Objective — Out of the lines in this data, how many include "Linear"? Give the number and nothing else.

::::::::

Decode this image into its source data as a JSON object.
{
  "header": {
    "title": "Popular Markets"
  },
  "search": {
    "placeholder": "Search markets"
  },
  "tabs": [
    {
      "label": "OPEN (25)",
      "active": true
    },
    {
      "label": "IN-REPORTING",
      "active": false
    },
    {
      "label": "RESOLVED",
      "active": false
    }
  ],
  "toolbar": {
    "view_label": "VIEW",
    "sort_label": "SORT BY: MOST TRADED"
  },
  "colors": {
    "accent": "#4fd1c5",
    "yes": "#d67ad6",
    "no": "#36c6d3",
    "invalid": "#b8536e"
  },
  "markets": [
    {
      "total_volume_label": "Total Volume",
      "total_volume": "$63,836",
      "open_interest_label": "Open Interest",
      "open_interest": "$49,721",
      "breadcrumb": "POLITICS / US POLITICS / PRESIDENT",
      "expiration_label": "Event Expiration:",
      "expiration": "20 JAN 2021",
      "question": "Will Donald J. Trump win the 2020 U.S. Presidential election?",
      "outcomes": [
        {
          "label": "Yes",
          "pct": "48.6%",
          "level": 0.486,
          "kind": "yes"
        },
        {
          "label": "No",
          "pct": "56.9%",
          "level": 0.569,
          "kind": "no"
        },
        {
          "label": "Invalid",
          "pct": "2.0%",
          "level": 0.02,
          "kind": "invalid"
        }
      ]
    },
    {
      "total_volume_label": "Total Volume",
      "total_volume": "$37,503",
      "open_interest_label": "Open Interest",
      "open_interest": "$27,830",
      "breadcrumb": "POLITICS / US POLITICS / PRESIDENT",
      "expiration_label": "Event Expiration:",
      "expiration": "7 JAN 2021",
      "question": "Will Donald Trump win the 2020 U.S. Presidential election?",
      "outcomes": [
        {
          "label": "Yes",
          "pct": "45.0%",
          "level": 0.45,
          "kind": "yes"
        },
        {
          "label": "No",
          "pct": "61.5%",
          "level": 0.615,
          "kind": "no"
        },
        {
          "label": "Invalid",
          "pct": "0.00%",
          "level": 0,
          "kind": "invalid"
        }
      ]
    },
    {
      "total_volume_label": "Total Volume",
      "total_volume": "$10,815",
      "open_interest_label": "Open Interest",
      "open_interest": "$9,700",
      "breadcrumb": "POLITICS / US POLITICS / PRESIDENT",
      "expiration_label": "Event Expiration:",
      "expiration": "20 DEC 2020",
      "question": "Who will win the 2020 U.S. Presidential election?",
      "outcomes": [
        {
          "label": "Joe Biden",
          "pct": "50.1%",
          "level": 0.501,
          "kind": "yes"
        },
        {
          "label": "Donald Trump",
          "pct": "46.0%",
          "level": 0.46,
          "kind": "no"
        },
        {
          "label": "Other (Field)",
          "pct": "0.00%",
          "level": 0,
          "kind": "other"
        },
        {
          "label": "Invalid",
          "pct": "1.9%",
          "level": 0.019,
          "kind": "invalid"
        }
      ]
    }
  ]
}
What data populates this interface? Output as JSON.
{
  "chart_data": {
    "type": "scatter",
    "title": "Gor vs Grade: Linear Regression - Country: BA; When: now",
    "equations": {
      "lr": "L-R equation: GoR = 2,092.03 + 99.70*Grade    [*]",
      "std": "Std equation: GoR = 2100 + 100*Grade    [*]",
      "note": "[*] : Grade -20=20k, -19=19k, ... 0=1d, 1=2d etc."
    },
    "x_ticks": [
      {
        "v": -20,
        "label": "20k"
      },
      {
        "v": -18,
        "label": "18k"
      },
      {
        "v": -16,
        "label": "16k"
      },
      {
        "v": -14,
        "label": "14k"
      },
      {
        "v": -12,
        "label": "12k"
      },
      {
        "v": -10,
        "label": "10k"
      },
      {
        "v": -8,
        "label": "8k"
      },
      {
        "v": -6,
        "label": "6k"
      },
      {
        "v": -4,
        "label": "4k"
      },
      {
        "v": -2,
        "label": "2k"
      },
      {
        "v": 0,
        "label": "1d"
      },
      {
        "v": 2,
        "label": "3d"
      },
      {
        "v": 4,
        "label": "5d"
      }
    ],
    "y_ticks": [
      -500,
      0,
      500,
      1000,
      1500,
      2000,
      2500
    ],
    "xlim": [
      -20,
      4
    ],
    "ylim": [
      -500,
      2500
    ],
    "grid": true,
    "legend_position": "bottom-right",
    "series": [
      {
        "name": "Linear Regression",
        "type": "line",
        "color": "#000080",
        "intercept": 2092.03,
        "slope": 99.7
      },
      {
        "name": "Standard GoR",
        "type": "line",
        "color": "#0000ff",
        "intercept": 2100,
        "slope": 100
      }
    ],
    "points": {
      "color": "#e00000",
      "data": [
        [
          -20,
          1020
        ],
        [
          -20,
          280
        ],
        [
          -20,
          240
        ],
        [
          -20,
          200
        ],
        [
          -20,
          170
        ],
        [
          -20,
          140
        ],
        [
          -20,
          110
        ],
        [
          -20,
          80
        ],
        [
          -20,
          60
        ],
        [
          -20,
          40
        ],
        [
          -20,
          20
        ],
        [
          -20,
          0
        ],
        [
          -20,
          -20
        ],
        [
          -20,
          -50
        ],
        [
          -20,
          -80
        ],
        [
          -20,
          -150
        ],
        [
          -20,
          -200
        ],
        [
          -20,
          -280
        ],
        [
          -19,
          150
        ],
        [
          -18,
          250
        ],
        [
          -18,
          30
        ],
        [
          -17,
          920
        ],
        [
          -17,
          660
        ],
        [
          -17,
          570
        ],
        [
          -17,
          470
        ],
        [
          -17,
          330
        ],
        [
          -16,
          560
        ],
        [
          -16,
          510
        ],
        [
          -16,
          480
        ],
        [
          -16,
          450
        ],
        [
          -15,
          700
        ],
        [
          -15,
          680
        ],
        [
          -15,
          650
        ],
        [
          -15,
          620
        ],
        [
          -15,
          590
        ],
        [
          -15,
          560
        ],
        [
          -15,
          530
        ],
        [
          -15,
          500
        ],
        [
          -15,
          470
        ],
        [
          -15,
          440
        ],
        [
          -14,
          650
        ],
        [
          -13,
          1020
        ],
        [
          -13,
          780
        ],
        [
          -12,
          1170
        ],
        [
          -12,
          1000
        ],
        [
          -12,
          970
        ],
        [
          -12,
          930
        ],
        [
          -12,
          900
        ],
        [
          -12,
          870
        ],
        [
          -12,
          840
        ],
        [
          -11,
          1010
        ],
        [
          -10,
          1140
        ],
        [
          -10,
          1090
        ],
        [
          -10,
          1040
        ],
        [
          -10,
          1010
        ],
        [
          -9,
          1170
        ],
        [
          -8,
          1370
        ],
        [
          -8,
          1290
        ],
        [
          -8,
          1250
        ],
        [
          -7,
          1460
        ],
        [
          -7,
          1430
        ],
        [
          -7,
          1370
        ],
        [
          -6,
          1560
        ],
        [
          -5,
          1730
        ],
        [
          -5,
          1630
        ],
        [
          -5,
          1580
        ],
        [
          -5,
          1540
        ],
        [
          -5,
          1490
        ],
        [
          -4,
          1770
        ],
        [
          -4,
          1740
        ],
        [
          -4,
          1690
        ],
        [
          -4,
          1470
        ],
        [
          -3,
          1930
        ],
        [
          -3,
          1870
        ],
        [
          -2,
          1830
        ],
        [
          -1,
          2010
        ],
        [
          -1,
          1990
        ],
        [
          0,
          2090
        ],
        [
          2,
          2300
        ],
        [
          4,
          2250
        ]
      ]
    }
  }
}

::::::::

Output of the exercise — 2